- _Task directions_
All lines below must be repeated exactly, with the pictures omitted.

- _Materials provided_
------------------------------------

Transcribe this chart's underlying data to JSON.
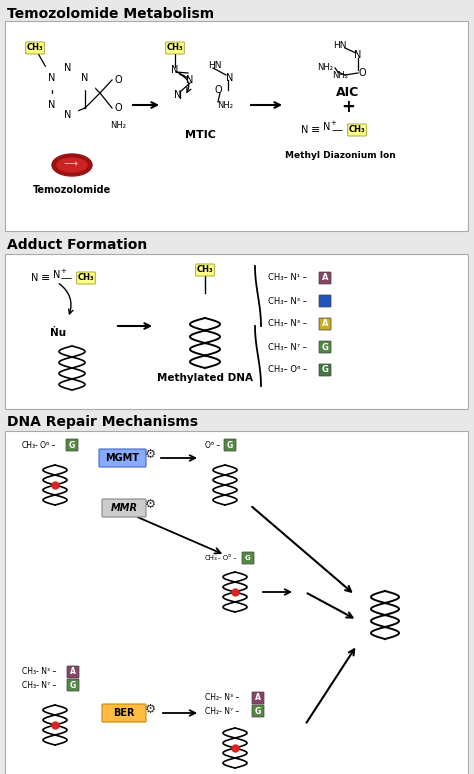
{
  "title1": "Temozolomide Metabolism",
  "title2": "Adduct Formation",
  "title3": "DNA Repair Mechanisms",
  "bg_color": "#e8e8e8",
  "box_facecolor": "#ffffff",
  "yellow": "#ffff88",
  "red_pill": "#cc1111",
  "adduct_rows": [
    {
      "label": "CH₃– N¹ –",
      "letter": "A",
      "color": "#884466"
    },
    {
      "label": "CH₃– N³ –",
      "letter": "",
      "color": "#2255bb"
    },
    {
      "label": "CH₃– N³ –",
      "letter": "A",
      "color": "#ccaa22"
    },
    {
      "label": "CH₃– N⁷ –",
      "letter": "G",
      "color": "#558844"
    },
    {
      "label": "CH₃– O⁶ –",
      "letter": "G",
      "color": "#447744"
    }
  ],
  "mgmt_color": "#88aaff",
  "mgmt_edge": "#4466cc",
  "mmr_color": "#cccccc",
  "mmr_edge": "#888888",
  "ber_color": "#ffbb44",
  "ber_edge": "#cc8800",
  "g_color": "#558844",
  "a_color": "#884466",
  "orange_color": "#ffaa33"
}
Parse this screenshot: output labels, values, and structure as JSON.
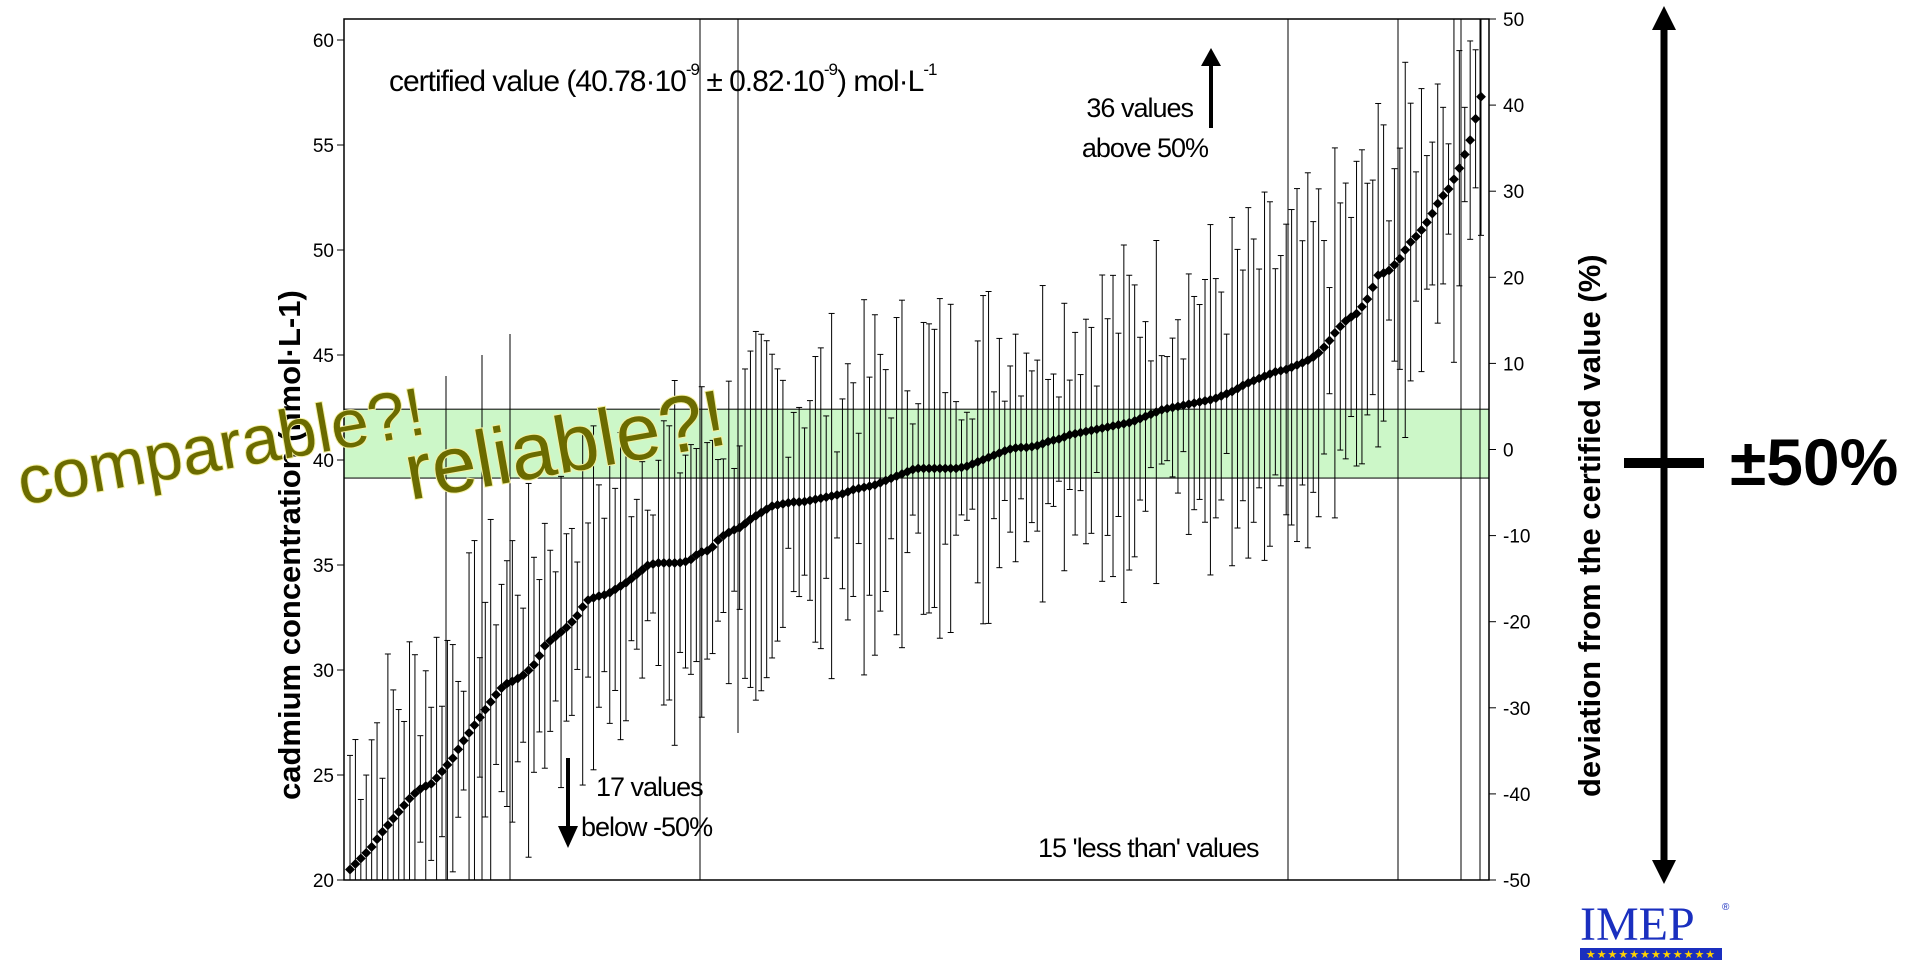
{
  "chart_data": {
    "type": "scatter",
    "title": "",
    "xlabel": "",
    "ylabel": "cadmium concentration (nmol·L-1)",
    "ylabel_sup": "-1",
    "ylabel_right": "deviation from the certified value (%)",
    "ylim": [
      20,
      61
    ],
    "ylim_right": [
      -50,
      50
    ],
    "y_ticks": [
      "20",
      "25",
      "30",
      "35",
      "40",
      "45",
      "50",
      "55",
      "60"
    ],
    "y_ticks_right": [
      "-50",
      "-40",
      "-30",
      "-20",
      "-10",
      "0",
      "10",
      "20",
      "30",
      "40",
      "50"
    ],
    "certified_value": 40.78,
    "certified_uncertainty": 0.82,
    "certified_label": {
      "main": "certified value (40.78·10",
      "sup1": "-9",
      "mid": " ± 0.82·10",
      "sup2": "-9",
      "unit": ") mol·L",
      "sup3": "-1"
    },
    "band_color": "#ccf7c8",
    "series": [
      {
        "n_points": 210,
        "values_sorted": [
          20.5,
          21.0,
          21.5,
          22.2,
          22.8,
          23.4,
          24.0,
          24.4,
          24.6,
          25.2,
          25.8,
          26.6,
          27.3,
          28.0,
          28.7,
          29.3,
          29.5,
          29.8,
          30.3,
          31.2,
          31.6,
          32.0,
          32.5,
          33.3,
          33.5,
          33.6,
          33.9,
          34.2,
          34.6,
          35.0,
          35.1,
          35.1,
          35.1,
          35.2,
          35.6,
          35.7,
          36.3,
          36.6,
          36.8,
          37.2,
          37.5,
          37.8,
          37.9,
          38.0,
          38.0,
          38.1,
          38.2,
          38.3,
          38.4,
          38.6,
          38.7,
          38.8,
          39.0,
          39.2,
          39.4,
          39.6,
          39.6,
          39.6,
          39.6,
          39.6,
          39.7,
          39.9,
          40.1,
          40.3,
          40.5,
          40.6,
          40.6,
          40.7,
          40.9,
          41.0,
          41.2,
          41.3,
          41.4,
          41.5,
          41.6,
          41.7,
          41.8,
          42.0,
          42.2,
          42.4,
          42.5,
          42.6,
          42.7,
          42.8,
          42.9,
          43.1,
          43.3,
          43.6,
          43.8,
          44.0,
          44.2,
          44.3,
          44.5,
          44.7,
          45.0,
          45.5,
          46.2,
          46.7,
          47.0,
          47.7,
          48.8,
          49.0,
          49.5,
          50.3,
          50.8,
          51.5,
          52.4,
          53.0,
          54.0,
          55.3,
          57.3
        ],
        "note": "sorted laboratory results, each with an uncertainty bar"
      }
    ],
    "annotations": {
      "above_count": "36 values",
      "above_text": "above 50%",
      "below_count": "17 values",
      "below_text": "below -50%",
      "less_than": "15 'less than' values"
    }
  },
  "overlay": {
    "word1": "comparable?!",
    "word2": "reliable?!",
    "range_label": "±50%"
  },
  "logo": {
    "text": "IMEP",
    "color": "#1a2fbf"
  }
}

------------------------------------

- _The output_
Transcribe this chart's underlying data to JSON.
{
  "title1": "Temozolomide Metabolism",
  "title2": "Adduct Formation",
  "title3": "DNA Repair Mechanisms",
  "bg_color": "#e8e8e8",
  "box_facecolor": "#ffffff",
  "yellow": "#ffff88",
  "red_pill": "#cc1111",
  "adduct_rows": [
    {
      "label": "CH₃– N¹ –",
      "letter": "A",
      "color": "#884466"
    },
    {
      "label": "CH₃– N³ –",
      "letter": "",
      "color": "#2255bb"
    },
    {
      "label": "CH₃– N³ –",
      "letter": "A",
      "color": "#ccaa22"
    },
    {
      "label": "CH₃– N⁷ –",
      "letter": "G",
      "color": "#558844"
    },
    {
      "label": "CH₃– O⁶ –",
      "letter": "G",
      "color": "#447744"
    }
  ],
  "mgmt_color": "#88aaff",
  "mgmt_edge": "#4466cc",
  "mmr_color": "#cccccc",
  "mmr_edge": "#888888",
  "ber_color": "#ffbb44",
  "ber_edge": "#cc8800",
  "g_color": "#558844",
  "a_color": "#884466",
  "orange_color": "#ffaa33"
}
Parse this screenshot: output labels, values, and structure as JSON.
{
  "chart_data": {
    "type": "scatter",
    "title": "",
    "xlabel": "",
    "ylabel": "cadmium concentration (nmol·L-1)",
    "ylabel_sup": "-1",
    "ylabel_right": "deviation from the certified value (%)",
    "ylim": [
      20,
      61
    ],
    "ylim_right": [
      -50,
      50
    ],
    "y_ticks": [
      "20",
      "25",
      "30",
      "35",
      "40",
      "45",
      "50",
      "55",
      "60"
    ],
    "y_ticks_right": [
      "-50",
      "-40",
      "-30",
      "-20",
      "-10",
      "0",
      "10",
      "20",
      "30",
      "40",
      "50"
    ],
    "certified_value": 40.78,
    "certified_uncertainty": 0.82,
    "certified_label": {
      "main": "certified value (40.78·10",
      "sup1": "-9",
      "mid": " ± 0.82·10",
      "sup2": "-9",
      "unit": ") mol·L",
      "sup3": "-1"
    },
    "band_color": "#ccf7c8",
    "series": [
      {
        "n_points": 210,
        "values_sorted": [
          20.5,
          21.0,
          21.5,
          22.2,
          22.8,
          23.4,
          24.0,
          24.4,
          24.6,
          25.2,
          25.8,
          26.6,
          27.3,
          28.0,
          28.7,
          29.3,
          29.5,
          29.8,
          30.3,
          31.2,
          31.6,
          32.0,
          32.5,
          33.3,
          33.5,
          33.6,
          33.9,
          34.2,
          34.6,
          35.0,
          35.1,
          35.1,
          35.1,
          35.2,
          35.6,
          35.7,
          36.3,
          36.6,
          36.8,
          37.2,
          37.5,
          37.8,
          37.9,
          38.0,
          38.0,
          38.1,
          38.2,
          38.3,
          38.4,
          38.6,
          38.7,
          38.8,
          39.0,
          39.2,
          39.4,
          39.6,
          39.6,
          39.6,
          39.6,
          39.6,
          39.7,
          39.9,
          40.1,
          40.3,
          40.5,
          40.6,
          40.6,
          40.7,
          40.9,
          41.0,
          41.2,
          41.3,
          41.4,
          41.5,
          41.6,
          41.7,
          41.8,
          42.0,
          42.2,
          42.4,
          42.5,
          42.6,
          42.7,
          42.8,
          42.9,
          43.1,
          43.3,
          43.6,
          43.8,
          44.0,
          44.2,
          44.3,
          44.5,
          44.7,
          45.0,
          45.5,
          46.2,
          46.7,
          47.0,
          47.7,
          48.8,
          49.0,
          49.5,
          50.3,
          50.8,
          51.5,
          52.4,
          53.0,
          54.0,
          55.3,
          57.3
        ],
        "note": "sorted laboratory results, each with an uncertainty bar"
      }
    ],
    "annotations": {
      "above_count": "36 values",
      "above_text": "above 50%",
      "below_count": "17 values",
      "below_text": "below -50%",
      "less_than": "15 'less than' values"
    }
  },
  "overlay": {
    "word1": "comparable?!",
    "word2": "reliable?!",
    "range_label": "±50%"
  },
  "logo": {
    "text": "IMEP",
    "color": "#1a2fbf"
  }
}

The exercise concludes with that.